Saved data entries:
━━━━━━━━━━

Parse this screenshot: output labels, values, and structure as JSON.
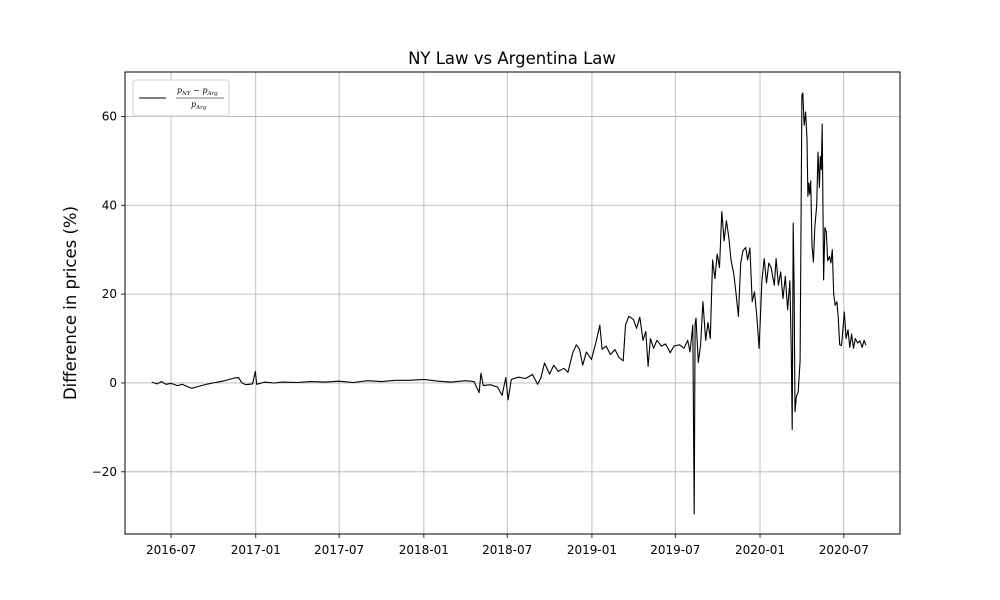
{
  "chart_data": {
    "type": "line",
    "title": "NY Law vs Argentina Law",
    "xlabel": "",
    "ylabel": "Difference in prices (%)",
    "x_ticks": [
      "2016-07",
      "2017-01",
      "2017-07",
      "2018-01",
      "2018-07",
      "2019-01",
      "2019-07",
      "2020-01",
      "2020-07"
    ],
    "y_ticks": [
      -20,
      0,
      20,
      40,
      60
    ],
    "y_tick_labels": [
      "−20",
      "0",
      "20",
      "40",
      "60"
    ],
    "xlim": [
      "2016-03-23",
      "2020-10-31"
    ],
    "ylim": [
      -34,
      70
    ],
    "grid": true,
    "legend_position": "upper-left",
    "legend": {
      "numerator_a": "p",
      "numerator_a_sub": "NY",
      "numerator_op": " − ",
      "numerator_b": "p",
      "numerator_b_sub": "Arg",
      "denominator": "p",
      "denominator_sub": "Arg"
    },
    "series": [
      {
        "color": "#000000",
        "points": [
          [
            "2016-05-20",
            0.2
          ],
          [
            "2016-06-01",
            -0.2
          ],
          [
            "2016-06-10",
            0.3
          ],
          [
            "2016-06-20",
            -0.3
          ],
          [
            "2016-07-01",
            -0.1
          ],
          [
            "2016-07-15",
            -0.6
          ],
          [
            "2016-07-25",
            -0.3
          ],
          [
            "2016-08-05",
            -0.8
          ],
          [
            "2016-08-15",
            -1.2
          ],
          [
            "2016-08-25",
            -0.9
          ],
          [
            "2016-09-05",
            -0.6
          ],
          [
            "2016-09-20",
            -0.2
          ],
          [
            "2016-10-05",
            0.1
          ],
          [
            "2016-10-20",
            0.4
          ],
          [
            "2016-11-01",
            0.7
          ],
          [
            "2016-11-15",
            1.1
          ],
          [
            "2016-11-25",
            1.2
          ],
          [
            "2016-12-01",
            0.1
          ],
          [
            "2016-12-10",
            -0.4
          ],
          [
            "2016-12-25",
            -0.2
          ],
          [
            "2016-12-31",
            2.6
          ],
          [
            "2017-01-03",
            -0.3
          ],
          [
            "2017-01-20",
            0.2
          ],
          [
            "2017-02-10",
            0.0
          ],
          [
            "2017-03-01",
            0.2
          ],
          [
            "2017-04-01",
            0.1
          ],
          [
            "2017-05-01",
            0.3
          ],
          [
            "2017-06-01",
            0.2
          ],
          [
            "2017-07-01",
            0.4
          ],
          [
            "2017-08-01",
            0.1
          ],
          [
            "2017-09-01",
            0.5
          ],
          [
            "2017-10-01",
            0.3
          ],
          [
            "2017-11-01",
            0.6
          ],
          [
            "2017-12-01",
            0.6
          ],
          [
            "2018-01-01",
            0.8
          ],
          [
            "2018-02-01",
            0.4
          ],
          [
            "2018-03-01",
            0.2
          ],
          [
            "2018-04-01",
            0.5
          ],
          [
            "2018-04-20",
            0.3
          ],
          [
            "2018-05-01",
            -2.2
          ],
          [
            "2018-05-05",
            2.2
          ],
          [
            "2018-05-10",
            -0.6
          ],
          [
            "2018-05-25",
            -0.4
          ],
          [
            "2018-06-10",
            -0.9
          ],
          [
            "2018-06-20",
            -2.8
          ],
          [
            "2018-06-28",
            1.2
          ],
          [
            "2018-07-03",
            -3.8
          ],
          [
            "2018-07-10",
            0.8
          ],
          [
            "2018-07-25",
            1.3
          ],
          [
            "2018-08-10",
            1.0
          ],
          [
            "2018-08-25",
            1.9
          ],
          [
            "2018-09-05",
            -0.3
          ],
          [
            "2018-09-12",
            1.1
          ],
          [
            "2018-09-20",
            4.5
          ],
          [
            "2018-10-01",
            2.0
          ],
          [
            "2018-10-10",
            4.0
          ],
          [
            "2018-10-20",
            2.6
          ],
          [
            "2018-11-01",
            3.3
          ],
          [
            "2018-11-10",
            2.4
          ],
          [
            "2018-11-20",
            6.7
          ],
          [
            "2018-11-28",
            8.6
          ],
          [
            "2018-12-05",
            7.6
          ],
          [
            "2018-12-12",
            4.0
          ],
          [
            "2018-12-20",
            7.0
          ],
          [
            "2018-12-31",
            5.3
          ],
          [
            "2019-01-10",
            9.3
          ],
          [
            "2019-01-18",
            13.0
          ],
          [
            "2019-01-23",
            7.6
          ],
          [
            "2019-02-01",
            8.3
          ],
          [
            "2019-02-10",
            6.4
          ],
          [
            "2019-02-20",
            7.5
          ],
          [
            "2019-03-01",
            5.7
          ],
          [
            "2019-03-10",
            5.0
          ],
          [
            "2019-03-15",
            13.0
          ],
          [
            "2019-03-22",
            15.0
          ],
          [
            "2019-04-01",
            14.3
          ],
          [
            "2019-04-08",
            12.3
          ],
          [
            "2019-04-15",
            14.8
          ],
          [
            "2019-04-22",
            9.6
          ],
          [
            "2019-04-28",
            11.6
          ],
          [
            "2019-05-03",
            3.7
          ],
          [
            "2019-05-08",
            10.0
          ],
          [
            "2019-05-15",
            7.8
          ],
          [
            "2019-05-22",
            9.6
          ],
          [
            "2019-06-01",
            8.3
          ],
          [
            "2019-06-10",
            8.8
          ],
          [
            "2019-06-20",
            6.8
          ],
          [
            "2019-06-28",
            8.3
          ],
          [
            "2019-07-10",
            8.6
          ],
          [
            "2019-07-20",
            7.8
          ],
          [
            "2019-07-28",
            9.6
          ],
          [
            "2019-08-02",
            7.0
          ],
          [
            "2019-08-08",
            13.0
          ],
          [
            "2019-08-11",
            -29.5
          ],
          [
            "2019-08-13",
            13.2
          ],
          [
            "2019-08-15",
            14.6
          ],
          [
            "2019-08-20",
            4.6
          ],
          [
            "2019-08-25",
            8.6
          ],
          [
            "2019-08-30",
            18.3
          ],
          [
            "2019-09-05",
            9.6
          ],
          [
            "2019-09-10",
            13.6
          ],
          [
            "2019-09-15",
            10.0
          ],
          [
            "2019-09-20",
            27.7
          ],
          [
            "2019-09-25",
            23.5
          ],
          [
            "2019-09-30",
            29.0
          ],
          [
            "2019-10-05",
            26.0
          ],
          [
            "2019-10-10",
            38.6
          ],
          [
            "2019-10-15",
            32.0
          ],
          [
            "2019-10-20",
            36.5
          ],
          [
            "2019-10-25",
            33.0
          ],
          [
            "2019-10-30",
            27.7
          ],
          [
            "2019-11-05",
            24.5
          ],
          [
            "2019-11-10",
            20.0
          ],
          [
            "2019-11-15",
            15.0
          ],
          [
            "2019-11-20",
            27.0
          ],
          [
            "2019-11-25",
            29.8
          ],
          [
            "2019-12-01",
            30.5
          ],
          [
            "2019-12-05",
            27.7
          ],
          [
            "2019-12-10",
            30.4
          ],
          [
            "2019-12-15",
            18.3
          ],
          [
            "2019-12-20",
            20.5
          ],
          [
            "2019-12-25",
            15.0
          ],
          [
            "2019-12-30",
            7.8
          ],
          [
            "2020-01-05",
            23.0
          ],
          [
            "2020-01-10",
            28.0
          ],
          [
            "2020-01-15",
            22.5
          ],
          [
            "2020-01-20",
            27.0
          ],
          [
            "2020-01-25",
            26.0
          ],
          [
            "2020-02-01",
            22.0
          ],
          [
            "2020-02-05",
            28.0
          ],
          [
            "2020-02-10",
            22.0
          ],
          [
            "2020-02-15",
            25.0
          ],
          [
            "2020-02-20",
            19.0
          ],
          [
            "2020-02-25",
            24.0
          ],
          [
            "2020-03-01",
            16.5
          ],
          [
            "2020-03-06",
            23.0
          ],
          [
            "2020-03-09",
            6.6
          ],
          [
            "2020-03-11",
            -10.5
          ],
          [
            "2020-03-13",
            36.0
          ],
          [
            "2020-03-15",
            22.0
          ],
          [
            "2020-03-17",
            -6.5
          ],
          [
            "2020-03-20",
            -3.0
          ],
          [
            "2020-03-24",
            -2.0
          ],
          [
            "2020-03-28",
            5.0
          ],
          [
            "2020-04-01",
            64.8
          ],
          [
            "2020-04-03",
            65.3
          ],
          [
            "2020-04-06",
            58.0
          ],
          [
            "2020-04-09",
            61.0
          ],
          [
            "2020-04-12",
            55.0
          ],
          [
            "2020-04-14",
            42.0
          ],
          [
            "2020-04-16",
            45.0
          ],
          [
            "2020-04-18",
            42.5
          ],
          [
            "2020-04-20",
            45.5
          ],
          [
            "2020-04-23",
            31.0
          ],
          [
            "2020-04-26",
            27.2
          ],
          [
            "2020-04-29",
            35.0
          ],
          [
            "2020-05-03",
            40.0
          ],
          [
            "2020-05-06",
            52.0
          ],
          [
            "2020-05-09",
            44.0
          ],
          [
            "2020-05-11",
            51.0
          ],
          [
            "2020-05-13",
            48.0
          ],
          [
            "2020-05-15",
            58.3
          ],
          [
            "2020-05-18",
            23.2
          ],
          [
            "2020-05-21",
            35.0
          ],
          [
            "2020-05-24",
            34.0
          ],
          [
            "2020-05-27",
            27.5
          ],
          [
            "2020-05-31",
            28.5
          ],
          [
            "2020-06-03",
            27.0
          ],
          [
            "2020-06-06",
            30.0
          ],
          [
            "2020-06-09",
            20.0
          ],
          [
            "2020-06-12",
            17.5
          ],
          [
            "2020-06-16",
            18.3
          ],
          [
            "2020-06-19",
            14.5
          ],
          [
            "2020-06-22",
            8.6
          ],
          [
            "2020-06-26",
            8.4
          ],
          [
            "2020-06-29",
            12.0
          ],
          [
            "2020-07-02",
            16.0
          ],
          [
            "2020-07-06",
            10.0
          ],
          [
            "2020-07-10",
            12.0
          ],
          [
            "2020-07-14",
            8.0
          ],
          [
            "2020-07-18",
            11.0
          ],
          [
            "2020-07-22",
            7.8
          ],
          [
            "2020-07-26",
            10.0
          ],
          [
            "2020-07-31",
            9.0
          ],
          [
            "2020-08-05",
            9.5
          ],
          [
            "2020-08-10",
            8.0
          ],
          [
            "2020-08-14",
            9.6
          ],
          [
            "2020-08-18",
            8.5
          ]
        ]
      }
    ]
  }
}
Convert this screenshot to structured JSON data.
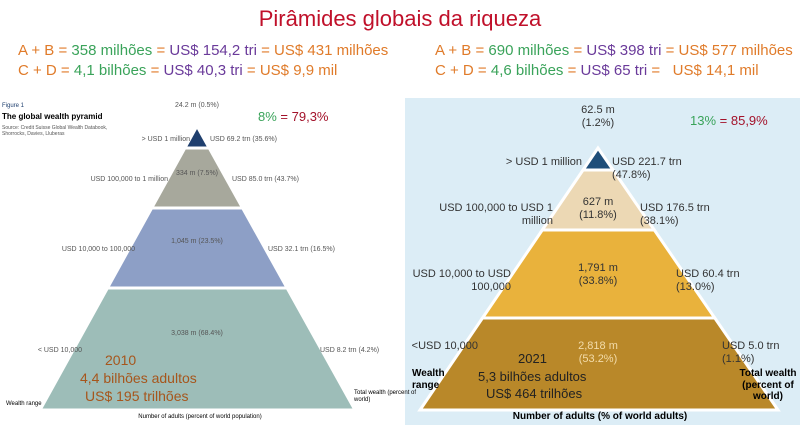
{
  "title": "Pirâmides globais da riqueza",
  "panels": [
    {
      "summary": [
        [
          {
            "text": "A + B =",
            "color": "#e07b2a"
          },
          {
            "text": "358 milhões",
            "color": "#3aa35a"
          },
          {
            "text": "=",
            "color": "#e07b2a"
          },
          {
            "text": "US$ 154,2 tri",
            "color": "#6a3a9a"
          },
          {
            "text": "= US$ 431 milhões",
            "color": "#e07b2a"
          }
        ],
        [
          {
            "text": "C + D =",
            "color": "#e07b2a"
          },
          {
            "text": "4,1 bilhões",
            "color": "#3aa35a"
          },
          {
            "text": "=",
            "color": "#e07b2a"
          },
          {
            "text": "US$ 40,3 tri",
            "color": "#6a3a9a"
          },
          {
            "text": "= US$ 9,9 mil",
            "color": "#e07b2a"
          }
        ]
      ],
      "figure_label": "Figure 1",
      "figure_title": "The global wealth pyramid",
      "source": "Source: Credit Suisse Global Wealth Databook, Shorrocks, Davies, Lluberas",
      "ratio": [
        {
          "text": "8%",
          "color": "#3aa35a"
        },
        {
          "text": "= 79,3%",
          "color": "#a3122a"
        }
      ],
      "levels": [
        {
          "range": "> USD 1 million",
          "adults": "24.2 m (0.5%)",
          "wealth": "USD 69.2 trn (35.6%)"
        },
        {
          "range": "USD 100,000 to 1 million",
          "adults": "334 m (7.5%)",
          "wealth": "USD 85.0 trn (43.7%)"
        },
        {
          "range": "USD 10,000 to 100,000",
          "adults": "1,045 m (23.5%)",
          "wealth": "USD 32.1 trn (16.5%)"
        },
        {
          "range": "< USD 10,000",
          "adults": "3,038 m (68.4%)",
          "wealth": "USD 8.2 trn (4.2%)"
        }
      ],
      "overlay": [
        "2010",
        "4,4 bilhões adultos",
        "US$ 195 trilhões"
      ],
      "y_label": "Wealth range",
      "wealth_label": "Total wealth (percent of world)",
      "x_label": "Number of adults (percent of world population)"
    },
    {
      "summary": [
        [
          {
            "text": "A + B =",
            "color": "#e07b2a"
          },
          {
            "text": "690 milhões",
            "color": "#3aa35a"
          },
          {
            "text": "=",
            "color": "#e07b2a"
          },
          {
            "text": "US$ 398 tri",
            "color": "#6a3a9a"
          },
          {
            "text": "= US$ 577 milhões",
            "color": "#e07b2a"
          }
        ],
        [
          {
            "text": "C + D =",
            "color": "#e07b2a"
          },
          {
            "text": "4,6 bilhões",
            "color": "#3aa35a"
          },
          {
            "text": "=",
            "color": "#e07b2a"
          },
          {
            "text": "US$ 65 tri",
            "color": "#6a3a9a"
          },
          {
            "text": "=   US$ 14,1 mil",
            "color": "#e07b2a"
          }
        ]
      ],
      "ratio": [
        {
          "text": "13%",
          "color": "#3aa35a"
        },
        {
          "text": "= 85,9%",
          "color": "#a3122a"
        }
      ],
      "levels": [
        {
          "range": "> USD 1 million",
          "adults": "62.5 m (1.2%)",
          "wealth": "USD 221.7 trn (47.8%)"
        },
        {
          "range": "USD 100,000 to USD 1 million",
          "adults": "627 m (11.8%)",
          "wealth": "USD 176.5 trn (38.1%)"
        },
        {
          "range": "USD 10,000 to USD 100,000",
          "adults": "1,791 m (33.8%)",
          "wealth": "USD 60.4 trn (13.0%)"
        },
        {
          "range": "<USD 10,000",
          "adults": "2,818 m (53.2%)",
          "wealth": "USD 5.0 trn (1.1%)"
        }
      ],
      "overlay": [
        "2021",
        "5,3 bilhões adultos",
        "US$ 464 trilhões"
      ],
      "y_label": "Wealth range",
      "wealth_label": "Total wealth (percent of world)",
      "x_label": "Number of adults (% of world adults)"
    }
  ]
}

━━━━━━━━━━

→ **SHORT TASK**
Scan the data above; copy every line where "adults" appears.

→ **WRITTEN SOLUTION**
          "adults": "24.2 m (0.5%)",
          "adults": "334 m (7.5%)",
          "adults": "1,045 m (23.5%)",
          "adults": "3,038 m (68.4%)",
      "x_label": "Number of adults (percent of world population)"
          "adults": "62.5 m (1.2%)",
          "adults": "627 m (11.8%)",
          "adults": "1,791 m (33.8%)",
          "adults": "2,818 m (53.2%)",
      "x_label": "Number of adults (% of world adults)"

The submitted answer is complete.